**Prompt**
Write the data out again, exactly as given.

**Data to process**
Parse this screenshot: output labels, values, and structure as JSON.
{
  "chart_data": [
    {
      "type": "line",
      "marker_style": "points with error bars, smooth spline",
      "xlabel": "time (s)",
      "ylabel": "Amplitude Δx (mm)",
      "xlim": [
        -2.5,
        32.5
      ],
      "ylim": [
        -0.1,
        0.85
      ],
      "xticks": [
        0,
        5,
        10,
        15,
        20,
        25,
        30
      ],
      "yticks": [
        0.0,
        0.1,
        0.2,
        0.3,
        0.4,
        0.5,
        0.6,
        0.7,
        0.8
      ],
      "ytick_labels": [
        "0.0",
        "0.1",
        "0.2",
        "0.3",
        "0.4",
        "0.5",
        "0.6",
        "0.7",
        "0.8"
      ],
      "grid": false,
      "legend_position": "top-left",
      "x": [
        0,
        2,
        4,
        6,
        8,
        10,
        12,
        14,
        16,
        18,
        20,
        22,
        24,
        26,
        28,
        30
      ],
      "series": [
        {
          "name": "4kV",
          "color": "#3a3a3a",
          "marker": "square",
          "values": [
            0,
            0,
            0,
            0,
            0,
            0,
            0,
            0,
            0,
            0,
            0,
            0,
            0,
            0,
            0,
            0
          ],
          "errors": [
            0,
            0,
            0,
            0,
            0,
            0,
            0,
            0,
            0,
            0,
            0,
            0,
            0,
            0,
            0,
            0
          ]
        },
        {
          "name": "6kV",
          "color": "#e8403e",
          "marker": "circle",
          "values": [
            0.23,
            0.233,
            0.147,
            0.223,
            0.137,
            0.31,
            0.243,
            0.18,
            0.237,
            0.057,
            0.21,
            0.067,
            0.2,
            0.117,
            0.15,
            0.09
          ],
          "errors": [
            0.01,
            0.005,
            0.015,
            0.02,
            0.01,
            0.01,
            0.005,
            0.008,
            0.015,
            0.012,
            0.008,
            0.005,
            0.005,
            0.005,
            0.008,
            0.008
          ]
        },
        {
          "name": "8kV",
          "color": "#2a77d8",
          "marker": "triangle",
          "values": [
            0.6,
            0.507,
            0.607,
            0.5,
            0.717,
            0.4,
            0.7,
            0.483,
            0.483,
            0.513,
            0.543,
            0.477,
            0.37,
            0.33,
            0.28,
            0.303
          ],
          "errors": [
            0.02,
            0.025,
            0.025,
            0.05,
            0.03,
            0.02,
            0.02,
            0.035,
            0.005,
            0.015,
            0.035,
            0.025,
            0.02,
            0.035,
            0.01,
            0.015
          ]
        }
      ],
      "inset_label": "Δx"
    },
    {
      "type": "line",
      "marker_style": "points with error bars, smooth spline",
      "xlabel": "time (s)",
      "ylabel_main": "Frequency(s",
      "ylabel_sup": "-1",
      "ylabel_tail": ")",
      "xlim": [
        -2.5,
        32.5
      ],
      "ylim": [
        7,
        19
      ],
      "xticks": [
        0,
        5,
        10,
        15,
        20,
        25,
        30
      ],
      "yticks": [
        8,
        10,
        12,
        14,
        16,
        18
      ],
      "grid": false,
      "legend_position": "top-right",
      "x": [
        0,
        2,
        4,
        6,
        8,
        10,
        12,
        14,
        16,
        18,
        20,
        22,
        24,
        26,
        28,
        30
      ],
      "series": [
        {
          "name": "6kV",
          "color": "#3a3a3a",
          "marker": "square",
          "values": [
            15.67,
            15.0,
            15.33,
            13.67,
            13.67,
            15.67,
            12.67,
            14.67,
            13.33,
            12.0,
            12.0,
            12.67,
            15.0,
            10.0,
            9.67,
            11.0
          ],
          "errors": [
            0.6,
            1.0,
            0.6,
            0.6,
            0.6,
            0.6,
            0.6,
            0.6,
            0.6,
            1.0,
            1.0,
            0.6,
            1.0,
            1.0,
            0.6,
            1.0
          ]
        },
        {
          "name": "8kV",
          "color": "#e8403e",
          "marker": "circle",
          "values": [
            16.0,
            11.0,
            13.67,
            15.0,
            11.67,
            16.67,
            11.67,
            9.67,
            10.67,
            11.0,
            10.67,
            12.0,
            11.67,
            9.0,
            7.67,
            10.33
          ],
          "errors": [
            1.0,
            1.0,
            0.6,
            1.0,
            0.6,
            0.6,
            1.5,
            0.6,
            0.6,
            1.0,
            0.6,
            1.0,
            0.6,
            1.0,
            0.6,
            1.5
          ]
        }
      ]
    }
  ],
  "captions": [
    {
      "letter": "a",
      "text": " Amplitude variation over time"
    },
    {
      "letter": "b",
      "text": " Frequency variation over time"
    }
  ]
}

**Task response**
Parse this screenshot: output labels, values, and structure as JSON.
{
  "chart_data": [
    {
      "type": "line",
      "marker_style": "points with error bars, smooth spline",
      "xlabel": "time (s)",
      "ylabel": "Amplitude Δx (mm)",
      "xlim": [
        -2.5,
        32.5
      ],
      "ylim": [
        -0.1,
        0.85
      ],
      "xticks": [
        0,
        5,
        10,
        15,
        20,
        25,
        30
      ],
      "yticks": [
        0.0,
        0.1,
        0.2,
        0.3,
        0.4,
        0.5,
        0.6,
        0.7,
        0.8
      ],
      "ytick_labels": [
        "0.0",
        "0.1",
        "0.2",
        "0.3",
        "0.4",
        "0.5",
        "0.6",
        "0.7",
        "0.8"
      ],
      "grid": false,
      "legend_position": "top-left",
      "x": [
        0,
        2,
        4,
        6,
        8,
        10,
        12,
        14,
        16,
        18,
        20,
        22,
        24,
        26,
        28,
        30
      ],
      "series": [
        {
          "name": "4kV",
          "color": "#3a3a3a",
          "marker": "square",
          "values": [
            0,
            0,
            0,
            0,
            0,
            0,
            0,
            0,
            0,
            0,
            0,
            0,
            0,
            0,
            0,
            0
          ],
          "errors": [
            0,
            0,
            0,
            0,
            0,
            0,
            0,
            0,
            0,
            0,
            0,
            0,
            0,
            0,
            0,
            0
          ]
        },
        {
          "name": "6kV",
          "color": "#e8403e",
          "marker": "circle",
          "values": [
            0.23,
            0.233,
            0.147,
            0.223,
            0.137,
            0.31,
            0.243,
            0.18,
            0.237,
            0.057,
            0.21,
            0.067,
            0.2,
            0.117,
            0.15,
            0.09
          ],
          "errors": [
            0.01,
            0.005,
            0.015,
            0.02,
            0.01,
            0.01,
            0.005,
            0.008,
            0.015,
            0.012,
            0.008,
            0.005,
            0.005,
            0.005,
            0.008,
            0.008
          ]
        },
        {
          "name": "8kV",
          "color": "#2a77d8",
          "marker": "triangle",
          "values": [
            0.6,
            0.507,
            0.607,
            0.5,
            0.717,
            0.4,
            0.7,
            0.483,
            0.483,
            0.513,
            0.543,
            0.477,
            0.37,
            0.33,
            0.28,
            0.303
          ],
          "errors": [
            0.02,
            0.025,
            0.025,
            0.05,
            0.03,
            0.02,
            0.02,
            0.035,
            0.005,
            0.015,
            0.035,
            0.025,
            0.02,
            0.035,
            0.01,
            0.015
          ]
        }
      ],
      "inset_label": "Δx"
    },
    {
      "type": "line",
      "marker_style": "points with error bars, smooth spline",
      "xlabel": "time (s)",
      "ylabel_main": "Frequency(s",
      "ylabel_sup": "-1",
      "ylabel_tail": ")",
      "xlim": [
        -2.5,
        32.5
      ],
      "ylim": [
        7,
        19
      ],
      "xticks": [
        0,
        5,
        10,
        15,
        20,
        25,
        30
      ],
      "yticks": [
        8,
        10,
        12,
        14,
        16,
        18
      ],
      "grid": false,
      "legend_position": "top-right",
      "x": [
        0,
        2,
        4,
        6,
        8,
        10,
        12,
        14,
        16,
        18,
        20,
        22,
        24,
        26,
        28,
        30
      ],
      "series": [
        {
          "name": "6kV",
          "color": "#3a3a3a",
          "marker": "square",
          "values": [
            15.67,
            15.0,
            15.33,
            13.67,
            13.67,
            15.67,
            12.67,
            14.67,
            13.33,
            12.0,
            12.0,
            12.67,
            15.0,
            10.0,
            9.67,
            11.0
          ],
          "errors": [
            0.6,
            1.0,
            0.6,
            0.6,
            0.6,
            0.6,
            0.6,
            0.6,
            0.6,
            1.0,
            1.0,
            0.6,
            1.0,
            1.0,
            0.6,
            1.0
          ]
        },
        {
          "name": "8kV",
          "color": "#e8403e",
          "marker": "circle",
          "values": [
            16.0,
            11.0,
            13.67,
            15.0,
            11.67,
            16.67,
            11.67,
            9.67,
            10.67,
            11.0,
            10.67,
            12.0,
            11.67,
            9.0,
            7.67,
            10.33
          ],
          "errors": [
            1.0,
            1.0,
            0.6,
            1.0,
            0.6,
            0.6,
            1.5,
            0.6,
            0.6,
            1.0,
            0.6,
            1.0,
            0.6,
            1.0,
            0.6,
            1.5
          ]
        }
      ]
    }
  ],
  "captions": [
    {
      "letter": "a",
      "text": " Amplitude variation over time"
    },
    {
      "letter": "b",
      "text": " Frequency variation over time"
    }
  ]
}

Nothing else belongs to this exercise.